* _YOUR GOAL_:
Collect every line in the records below that contains the word "フリマアプリやオークションで売却".

* _DATA EXCERPTS_:
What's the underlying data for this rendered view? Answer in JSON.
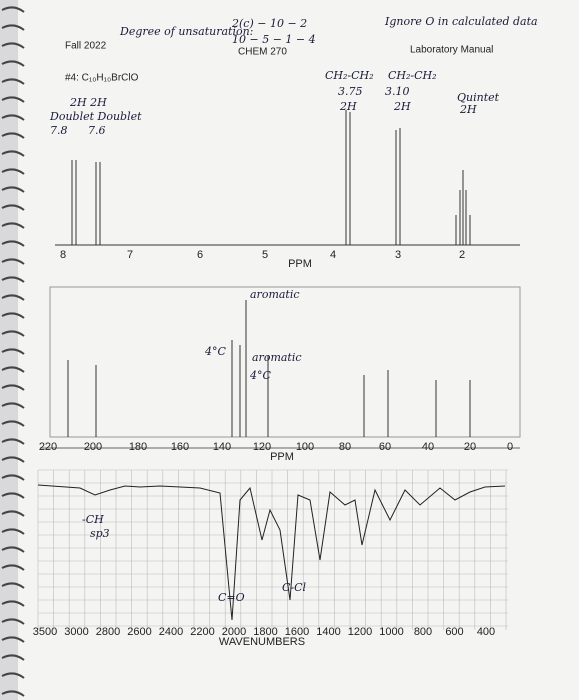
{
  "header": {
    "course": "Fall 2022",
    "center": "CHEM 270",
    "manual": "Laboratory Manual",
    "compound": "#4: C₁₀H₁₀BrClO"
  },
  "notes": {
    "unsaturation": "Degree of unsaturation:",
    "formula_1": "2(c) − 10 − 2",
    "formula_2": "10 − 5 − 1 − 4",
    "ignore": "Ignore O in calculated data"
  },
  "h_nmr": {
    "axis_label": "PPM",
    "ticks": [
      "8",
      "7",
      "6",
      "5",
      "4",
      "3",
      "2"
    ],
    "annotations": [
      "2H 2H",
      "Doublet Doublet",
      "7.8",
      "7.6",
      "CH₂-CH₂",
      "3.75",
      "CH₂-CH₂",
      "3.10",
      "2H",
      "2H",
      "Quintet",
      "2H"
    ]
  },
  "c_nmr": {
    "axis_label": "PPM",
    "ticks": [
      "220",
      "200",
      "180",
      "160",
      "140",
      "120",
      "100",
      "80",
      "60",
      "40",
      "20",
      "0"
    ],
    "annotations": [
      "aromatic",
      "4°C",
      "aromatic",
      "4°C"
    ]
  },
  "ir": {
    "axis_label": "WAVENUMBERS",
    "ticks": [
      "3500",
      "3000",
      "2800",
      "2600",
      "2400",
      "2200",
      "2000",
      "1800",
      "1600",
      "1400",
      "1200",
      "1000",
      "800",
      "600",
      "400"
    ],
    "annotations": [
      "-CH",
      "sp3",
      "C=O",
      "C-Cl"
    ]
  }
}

==

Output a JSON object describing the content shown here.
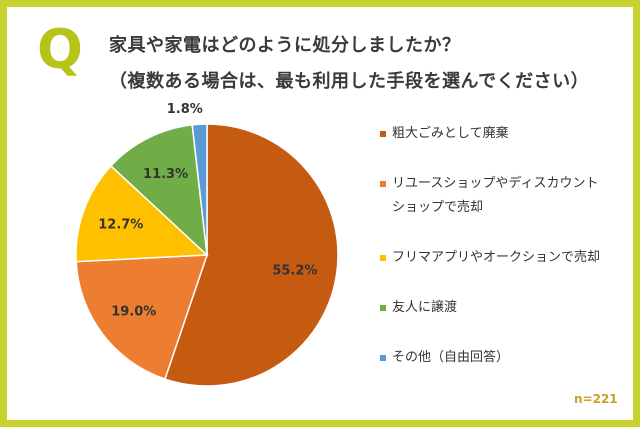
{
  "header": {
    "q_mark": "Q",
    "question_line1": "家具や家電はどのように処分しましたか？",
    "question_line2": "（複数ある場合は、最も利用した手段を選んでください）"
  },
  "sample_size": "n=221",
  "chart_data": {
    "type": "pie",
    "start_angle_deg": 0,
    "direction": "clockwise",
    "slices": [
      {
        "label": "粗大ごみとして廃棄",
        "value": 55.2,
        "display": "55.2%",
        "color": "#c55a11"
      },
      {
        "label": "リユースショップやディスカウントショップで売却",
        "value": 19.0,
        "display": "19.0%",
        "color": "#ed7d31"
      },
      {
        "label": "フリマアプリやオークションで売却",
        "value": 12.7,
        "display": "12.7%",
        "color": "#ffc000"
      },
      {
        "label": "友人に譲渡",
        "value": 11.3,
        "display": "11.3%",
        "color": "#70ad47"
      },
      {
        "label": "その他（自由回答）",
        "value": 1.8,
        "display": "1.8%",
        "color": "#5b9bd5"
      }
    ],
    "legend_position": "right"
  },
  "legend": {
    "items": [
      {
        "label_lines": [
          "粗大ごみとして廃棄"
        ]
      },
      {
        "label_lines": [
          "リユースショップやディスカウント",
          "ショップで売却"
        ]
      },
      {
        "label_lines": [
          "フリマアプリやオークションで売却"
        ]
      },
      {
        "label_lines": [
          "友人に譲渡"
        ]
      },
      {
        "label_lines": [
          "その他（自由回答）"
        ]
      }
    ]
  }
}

--

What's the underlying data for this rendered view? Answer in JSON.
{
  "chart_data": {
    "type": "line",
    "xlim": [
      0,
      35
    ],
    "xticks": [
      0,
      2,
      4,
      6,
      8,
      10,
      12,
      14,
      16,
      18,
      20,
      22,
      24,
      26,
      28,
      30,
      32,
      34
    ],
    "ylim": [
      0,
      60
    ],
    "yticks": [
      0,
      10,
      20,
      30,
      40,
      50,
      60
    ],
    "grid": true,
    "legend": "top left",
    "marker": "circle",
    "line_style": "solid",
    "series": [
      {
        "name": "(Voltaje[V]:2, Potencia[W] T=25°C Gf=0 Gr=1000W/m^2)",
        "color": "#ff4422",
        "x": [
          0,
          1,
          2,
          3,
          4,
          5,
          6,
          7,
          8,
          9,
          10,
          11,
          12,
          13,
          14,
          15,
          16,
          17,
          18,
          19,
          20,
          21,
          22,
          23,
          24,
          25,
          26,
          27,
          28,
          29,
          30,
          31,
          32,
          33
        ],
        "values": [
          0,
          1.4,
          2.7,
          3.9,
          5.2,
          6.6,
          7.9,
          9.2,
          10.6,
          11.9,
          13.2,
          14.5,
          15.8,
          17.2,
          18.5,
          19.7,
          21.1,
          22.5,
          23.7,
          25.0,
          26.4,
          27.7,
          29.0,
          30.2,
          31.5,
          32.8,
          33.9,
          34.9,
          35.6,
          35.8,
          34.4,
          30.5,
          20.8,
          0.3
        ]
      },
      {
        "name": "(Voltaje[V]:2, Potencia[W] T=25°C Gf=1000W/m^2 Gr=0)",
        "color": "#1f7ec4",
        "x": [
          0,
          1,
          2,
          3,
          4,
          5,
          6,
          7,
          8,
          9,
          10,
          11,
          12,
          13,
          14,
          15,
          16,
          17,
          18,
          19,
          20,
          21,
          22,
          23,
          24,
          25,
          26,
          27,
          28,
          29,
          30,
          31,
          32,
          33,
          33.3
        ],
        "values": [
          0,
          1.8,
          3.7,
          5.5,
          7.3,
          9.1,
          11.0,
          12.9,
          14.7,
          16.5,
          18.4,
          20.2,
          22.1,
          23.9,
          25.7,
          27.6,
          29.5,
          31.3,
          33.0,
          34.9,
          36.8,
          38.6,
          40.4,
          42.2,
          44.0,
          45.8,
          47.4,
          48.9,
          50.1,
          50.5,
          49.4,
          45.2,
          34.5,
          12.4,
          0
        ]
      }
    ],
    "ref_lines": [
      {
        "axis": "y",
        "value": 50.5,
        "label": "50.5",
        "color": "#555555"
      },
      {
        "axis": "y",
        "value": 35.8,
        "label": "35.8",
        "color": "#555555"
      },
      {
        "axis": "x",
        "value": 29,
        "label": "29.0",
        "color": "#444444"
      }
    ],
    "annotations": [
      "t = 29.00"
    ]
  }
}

* _OUTPUT OF THE TASK_:
        "label": "フリマアプリやオークションで売却",
          "フリマアプリやオークションで売却"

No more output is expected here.